== Selected text
The only hat I see around here is the ol' iron cranium resting squarely on your shoulders.

The Maul hologram thing is interesting, but the failure of the ESB novelization to even mention the location of Luke's mines hardly supports your case. However, I cheerfully concede on the example of blue Yoda.

Anyway:
starwars.com wrote:In the original script and novelization of The Empire Strikes Back, Hobbie nobly sacrifices himself by plowing his snowspeeder into the head of General Veers' AT-AT walker. This scene is not in the final film, thus sparing Hobbie a fiery end.
This rather significant detail managed to find its way out of the film and the final script (http://www.filmscape.co.uk/features/scripts/esb.html), but not the novelization... hmmm.
Steve Sansweet at http://www.starwars.com/community/askjc/steve/askjc20000424.html wrote:As many fans know, when it comes to Star Wars knowledge, there are degrees of "canon."
====
▸ **Tasks to carry out**
A) Decide whether each statement agrees with the Star Wars post, and back each yes or no with the deciding words quoted from it. (i) In the original script and novelization, Hobbie drives his snowspeeder into the head of General Veers' AT-AT walker. (ii) The ESB novelization mentions the location of Luke's mines. (iii) The writer refuses to concede the example of blue Yoda.
B) Reproduce everything in the Star Wars post from "This rather significant" down to "the novelization... hmmm.".
C) In the starwars.com passage quoted in the Star Wars post, what does Hobbie's absence from that scene in the final film spare him?
The items that come after this have nothing to do with the Star Wars post.
== Dataset entries
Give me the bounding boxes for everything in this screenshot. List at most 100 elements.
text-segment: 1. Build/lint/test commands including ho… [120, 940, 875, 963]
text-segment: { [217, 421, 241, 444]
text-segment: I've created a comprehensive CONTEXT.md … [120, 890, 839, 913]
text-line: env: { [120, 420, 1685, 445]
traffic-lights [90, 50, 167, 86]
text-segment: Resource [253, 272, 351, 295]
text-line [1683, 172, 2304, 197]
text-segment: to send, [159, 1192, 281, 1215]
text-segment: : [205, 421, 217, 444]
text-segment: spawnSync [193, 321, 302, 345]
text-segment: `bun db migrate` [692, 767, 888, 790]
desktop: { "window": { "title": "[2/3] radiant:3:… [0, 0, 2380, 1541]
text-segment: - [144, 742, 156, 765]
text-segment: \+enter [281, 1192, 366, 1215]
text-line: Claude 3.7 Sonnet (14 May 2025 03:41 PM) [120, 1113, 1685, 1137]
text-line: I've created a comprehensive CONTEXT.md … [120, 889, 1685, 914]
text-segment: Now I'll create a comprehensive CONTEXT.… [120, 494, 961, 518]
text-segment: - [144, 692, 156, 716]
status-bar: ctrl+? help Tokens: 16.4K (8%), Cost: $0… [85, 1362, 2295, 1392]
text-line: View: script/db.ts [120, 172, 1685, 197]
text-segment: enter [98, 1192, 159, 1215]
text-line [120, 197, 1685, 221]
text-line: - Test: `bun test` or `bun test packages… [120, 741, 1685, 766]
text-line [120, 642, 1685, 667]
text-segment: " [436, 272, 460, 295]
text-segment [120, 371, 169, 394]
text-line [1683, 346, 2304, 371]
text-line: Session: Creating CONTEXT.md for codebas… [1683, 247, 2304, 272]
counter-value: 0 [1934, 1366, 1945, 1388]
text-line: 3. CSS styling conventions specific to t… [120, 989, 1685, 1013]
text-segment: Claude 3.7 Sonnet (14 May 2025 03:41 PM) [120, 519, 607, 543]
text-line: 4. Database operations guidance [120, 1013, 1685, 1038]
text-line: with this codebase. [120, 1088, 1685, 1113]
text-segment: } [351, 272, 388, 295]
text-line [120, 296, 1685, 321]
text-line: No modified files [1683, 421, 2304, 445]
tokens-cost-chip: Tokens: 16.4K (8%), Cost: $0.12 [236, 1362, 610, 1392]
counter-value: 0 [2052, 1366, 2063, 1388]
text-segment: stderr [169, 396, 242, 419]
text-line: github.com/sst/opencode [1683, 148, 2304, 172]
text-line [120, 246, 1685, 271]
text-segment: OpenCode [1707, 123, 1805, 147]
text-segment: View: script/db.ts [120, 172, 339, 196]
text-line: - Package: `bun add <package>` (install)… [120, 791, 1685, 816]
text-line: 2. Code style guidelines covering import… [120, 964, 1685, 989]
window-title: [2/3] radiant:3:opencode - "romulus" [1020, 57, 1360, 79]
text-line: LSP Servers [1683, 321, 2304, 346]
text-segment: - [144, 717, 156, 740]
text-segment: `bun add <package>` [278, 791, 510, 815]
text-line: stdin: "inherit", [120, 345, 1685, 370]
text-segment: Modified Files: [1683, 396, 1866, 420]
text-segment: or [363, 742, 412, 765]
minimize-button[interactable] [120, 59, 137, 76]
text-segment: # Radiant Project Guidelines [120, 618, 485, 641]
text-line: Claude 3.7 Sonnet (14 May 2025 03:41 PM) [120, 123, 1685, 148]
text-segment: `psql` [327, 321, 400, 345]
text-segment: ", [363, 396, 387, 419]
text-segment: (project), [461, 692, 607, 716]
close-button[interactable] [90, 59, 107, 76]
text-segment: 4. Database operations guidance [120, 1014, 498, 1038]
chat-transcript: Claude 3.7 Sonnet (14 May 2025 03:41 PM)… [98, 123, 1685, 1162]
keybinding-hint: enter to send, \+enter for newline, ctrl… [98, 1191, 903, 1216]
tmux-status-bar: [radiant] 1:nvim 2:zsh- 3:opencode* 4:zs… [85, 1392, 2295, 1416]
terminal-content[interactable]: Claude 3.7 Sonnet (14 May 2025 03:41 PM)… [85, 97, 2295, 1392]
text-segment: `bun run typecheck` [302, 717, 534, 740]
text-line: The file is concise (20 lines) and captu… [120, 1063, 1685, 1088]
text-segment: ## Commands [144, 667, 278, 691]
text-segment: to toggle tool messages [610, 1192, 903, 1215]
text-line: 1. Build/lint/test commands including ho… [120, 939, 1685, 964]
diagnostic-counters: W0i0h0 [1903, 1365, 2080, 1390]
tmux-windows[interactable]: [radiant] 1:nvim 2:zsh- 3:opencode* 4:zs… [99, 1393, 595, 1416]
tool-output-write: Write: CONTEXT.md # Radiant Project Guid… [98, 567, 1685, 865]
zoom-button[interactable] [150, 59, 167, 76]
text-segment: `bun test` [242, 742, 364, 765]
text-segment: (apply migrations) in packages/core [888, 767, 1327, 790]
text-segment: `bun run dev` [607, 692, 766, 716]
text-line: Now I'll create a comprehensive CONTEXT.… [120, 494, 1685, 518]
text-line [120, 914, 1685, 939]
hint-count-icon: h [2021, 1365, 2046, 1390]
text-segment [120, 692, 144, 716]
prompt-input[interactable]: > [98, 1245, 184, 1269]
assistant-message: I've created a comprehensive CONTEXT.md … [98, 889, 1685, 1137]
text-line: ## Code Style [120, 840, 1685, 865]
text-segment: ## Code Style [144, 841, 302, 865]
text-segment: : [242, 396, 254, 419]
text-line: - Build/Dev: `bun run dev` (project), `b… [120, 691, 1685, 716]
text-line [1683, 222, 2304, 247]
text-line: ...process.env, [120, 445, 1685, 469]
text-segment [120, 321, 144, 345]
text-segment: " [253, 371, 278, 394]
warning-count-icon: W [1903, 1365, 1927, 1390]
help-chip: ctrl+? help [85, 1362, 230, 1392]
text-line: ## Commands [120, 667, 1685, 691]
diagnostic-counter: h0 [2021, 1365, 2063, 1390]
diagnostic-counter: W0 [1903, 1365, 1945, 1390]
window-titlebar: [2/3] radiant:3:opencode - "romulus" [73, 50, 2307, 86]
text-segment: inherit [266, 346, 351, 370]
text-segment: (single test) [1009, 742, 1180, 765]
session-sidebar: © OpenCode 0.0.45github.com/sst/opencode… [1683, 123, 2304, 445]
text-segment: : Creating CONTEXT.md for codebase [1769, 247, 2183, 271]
====
▸ **Answers to the problems**
A)
(i) Yes: "Hobbie nobly sacrifices himself by plowing his snowspeeder into the head of General Veers' AT-AT walker"
(ii) No: "the failure of the ESB novelization to even mention the location of Luke's mines"
(iii) No: "I cheerfully concede on the example of blue Yoda"

B)
This rather significant detail managed to find its way out of the film and the final script (http://www.filmscape.co.uk/features/scripts/esb.html), but not the novelization... hmmm.

C) A fiery end.